(TRECHO FORNECIDO):
+===+
Nem é preciso dizer, mas a grande protagonista da 4ª CORDHPANTANAL foi a querida Dona Dalva Maria Ferreira, a Cacica emérita da Aldeia Uberaba, grande Companheira de Vida e de lutas do Cacique Severo Ferreira Guató. Oportuna e precisa, fez uso da fala que causou uma raríssima ovação, espontânea e vívida. Não por acaso, Dona Dalva é até hoje a grande conselheira da população Guató em perímetro urbano. Pena que o grupo de trabalho do eixo em que ela esteve não tivesse apresentado moção de apoio referente à demanda que manifestou na Plenária Final.
+===+
(DADOS EXTRAÍDOS):

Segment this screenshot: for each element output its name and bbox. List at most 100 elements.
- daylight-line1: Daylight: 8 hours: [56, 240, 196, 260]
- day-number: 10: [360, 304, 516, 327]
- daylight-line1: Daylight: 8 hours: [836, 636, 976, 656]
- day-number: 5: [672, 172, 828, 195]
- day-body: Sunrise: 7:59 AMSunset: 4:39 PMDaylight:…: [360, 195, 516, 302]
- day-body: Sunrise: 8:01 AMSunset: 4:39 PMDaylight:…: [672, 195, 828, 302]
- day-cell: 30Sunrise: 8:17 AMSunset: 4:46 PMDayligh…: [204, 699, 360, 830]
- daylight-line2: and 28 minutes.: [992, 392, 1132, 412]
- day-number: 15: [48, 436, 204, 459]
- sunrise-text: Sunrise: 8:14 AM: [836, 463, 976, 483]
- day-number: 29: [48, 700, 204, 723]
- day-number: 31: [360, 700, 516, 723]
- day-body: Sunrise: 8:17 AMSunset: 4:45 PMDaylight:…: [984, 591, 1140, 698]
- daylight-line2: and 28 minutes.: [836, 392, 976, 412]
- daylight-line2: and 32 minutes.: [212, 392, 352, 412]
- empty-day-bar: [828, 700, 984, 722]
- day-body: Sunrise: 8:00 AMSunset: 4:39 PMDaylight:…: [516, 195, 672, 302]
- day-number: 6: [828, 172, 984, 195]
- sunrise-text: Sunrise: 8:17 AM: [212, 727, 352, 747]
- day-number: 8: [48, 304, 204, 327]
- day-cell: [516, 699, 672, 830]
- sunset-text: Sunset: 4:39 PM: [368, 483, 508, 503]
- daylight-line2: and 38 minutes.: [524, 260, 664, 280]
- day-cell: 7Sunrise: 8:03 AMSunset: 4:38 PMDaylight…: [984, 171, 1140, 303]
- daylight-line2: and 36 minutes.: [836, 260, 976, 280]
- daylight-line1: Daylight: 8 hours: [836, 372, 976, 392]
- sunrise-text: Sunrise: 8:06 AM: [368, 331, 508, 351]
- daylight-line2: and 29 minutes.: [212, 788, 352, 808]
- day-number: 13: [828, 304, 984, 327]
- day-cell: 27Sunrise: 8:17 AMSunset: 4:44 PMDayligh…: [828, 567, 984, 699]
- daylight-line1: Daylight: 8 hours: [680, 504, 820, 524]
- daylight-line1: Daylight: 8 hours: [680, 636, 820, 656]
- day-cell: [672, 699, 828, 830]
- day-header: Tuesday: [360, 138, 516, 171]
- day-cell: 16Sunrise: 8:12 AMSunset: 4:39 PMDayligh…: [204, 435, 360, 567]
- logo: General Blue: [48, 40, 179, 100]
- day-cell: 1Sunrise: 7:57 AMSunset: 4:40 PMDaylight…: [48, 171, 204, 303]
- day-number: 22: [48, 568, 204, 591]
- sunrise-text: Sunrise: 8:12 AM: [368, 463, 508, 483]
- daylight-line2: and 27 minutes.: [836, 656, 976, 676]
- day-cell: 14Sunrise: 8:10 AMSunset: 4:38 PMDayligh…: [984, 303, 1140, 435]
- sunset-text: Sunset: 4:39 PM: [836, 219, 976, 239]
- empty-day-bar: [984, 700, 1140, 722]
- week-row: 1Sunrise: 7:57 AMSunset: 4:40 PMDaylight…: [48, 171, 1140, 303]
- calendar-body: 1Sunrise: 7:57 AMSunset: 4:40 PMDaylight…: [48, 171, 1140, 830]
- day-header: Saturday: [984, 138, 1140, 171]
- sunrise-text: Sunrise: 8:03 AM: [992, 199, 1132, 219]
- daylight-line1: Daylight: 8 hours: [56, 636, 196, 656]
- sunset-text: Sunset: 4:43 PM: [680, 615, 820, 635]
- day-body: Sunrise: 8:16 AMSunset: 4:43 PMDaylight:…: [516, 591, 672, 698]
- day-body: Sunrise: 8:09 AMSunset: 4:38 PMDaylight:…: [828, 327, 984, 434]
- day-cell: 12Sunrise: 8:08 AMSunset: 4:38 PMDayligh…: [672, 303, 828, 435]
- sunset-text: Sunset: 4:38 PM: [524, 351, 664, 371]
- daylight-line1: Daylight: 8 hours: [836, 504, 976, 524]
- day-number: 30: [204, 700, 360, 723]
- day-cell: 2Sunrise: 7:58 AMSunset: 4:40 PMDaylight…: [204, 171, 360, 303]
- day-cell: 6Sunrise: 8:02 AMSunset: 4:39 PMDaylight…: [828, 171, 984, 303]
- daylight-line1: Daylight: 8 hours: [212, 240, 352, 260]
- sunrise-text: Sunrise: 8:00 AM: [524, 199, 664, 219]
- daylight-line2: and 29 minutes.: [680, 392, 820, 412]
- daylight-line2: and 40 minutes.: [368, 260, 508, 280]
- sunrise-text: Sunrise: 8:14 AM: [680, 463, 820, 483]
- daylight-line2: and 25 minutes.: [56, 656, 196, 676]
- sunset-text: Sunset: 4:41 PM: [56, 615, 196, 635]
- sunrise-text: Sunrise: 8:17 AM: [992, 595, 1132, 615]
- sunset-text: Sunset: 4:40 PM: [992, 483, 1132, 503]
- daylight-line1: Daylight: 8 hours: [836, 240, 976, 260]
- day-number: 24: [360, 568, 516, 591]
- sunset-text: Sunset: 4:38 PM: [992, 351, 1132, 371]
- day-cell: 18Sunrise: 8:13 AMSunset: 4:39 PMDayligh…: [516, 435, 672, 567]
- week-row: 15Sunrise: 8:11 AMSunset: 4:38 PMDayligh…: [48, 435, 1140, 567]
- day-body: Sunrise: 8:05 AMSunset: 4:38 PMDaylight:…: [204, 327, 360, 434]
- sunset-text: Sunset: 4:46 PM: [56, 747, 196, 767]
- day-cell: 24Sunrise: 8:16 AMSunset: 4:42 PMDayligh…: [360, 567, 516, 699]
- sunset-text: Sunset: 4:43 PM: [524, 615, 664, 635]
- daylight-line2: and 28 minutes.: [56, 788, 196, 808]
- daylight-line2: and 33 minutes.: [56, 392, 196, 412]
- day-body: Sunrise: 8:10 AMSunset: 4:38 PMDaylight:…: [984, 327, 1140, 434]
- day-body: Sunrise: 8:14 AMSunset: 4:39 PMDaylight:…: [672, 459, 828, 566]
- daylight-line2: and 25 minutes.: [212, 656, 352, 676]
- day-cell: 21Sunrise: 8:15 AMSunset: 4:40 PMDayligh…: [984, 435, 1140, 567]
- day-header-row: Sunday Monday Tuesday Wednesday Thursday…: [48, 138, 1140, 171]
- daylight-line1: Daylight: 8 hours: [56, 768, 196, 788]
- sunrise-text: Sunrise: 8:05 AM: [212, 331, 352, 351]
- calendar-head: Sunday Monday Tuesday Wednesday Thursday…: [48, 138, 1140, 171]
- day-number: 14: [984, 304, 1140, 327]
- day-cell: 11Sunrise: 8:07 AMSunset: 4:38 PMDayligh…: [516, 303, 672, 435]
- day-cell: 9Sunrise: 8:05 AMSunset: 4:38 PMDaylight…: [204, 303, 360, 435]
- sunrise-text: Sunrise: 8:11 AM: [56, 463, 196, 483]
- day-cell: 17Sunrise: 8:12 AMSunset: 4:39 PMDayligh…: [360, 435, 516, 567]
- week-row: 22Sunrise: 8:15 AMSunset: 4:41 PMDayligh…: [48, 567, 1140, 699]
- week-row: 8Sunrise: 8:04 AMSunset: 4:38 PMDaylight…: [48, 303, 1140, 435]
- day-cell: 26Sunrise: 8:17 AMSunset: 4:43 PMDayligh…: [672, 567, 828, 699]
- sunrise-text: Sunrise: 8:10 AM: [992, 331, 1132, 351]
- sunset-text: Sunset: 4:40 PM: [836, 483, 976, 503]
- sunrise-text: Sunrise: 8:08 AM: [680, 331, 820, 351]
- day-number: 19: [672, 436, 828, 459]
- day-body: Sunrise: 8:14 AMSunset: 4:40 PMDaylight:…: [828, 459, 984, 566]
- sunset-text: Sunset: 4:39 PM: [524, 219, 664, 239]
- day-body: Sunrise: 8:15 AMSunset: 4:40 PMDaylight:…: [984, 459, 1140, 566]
+===+
(OBJETIVO DA TAREFA):
Com base no trecho fornecido, responda:
1. Quem foi a grande protagonista da 4ª CORDHPANTANAL?
2. De qual aldeia Dona Dalva é Cacica emérita?
3. Em qual sessão Dona Dalva manifestou a demanda mencionada?

(TAREFA CONCLUÍDA):
1. Dona Dalva Maria Ferreira.
2. Aldeia Uberaba.
3. Na Plenária Final.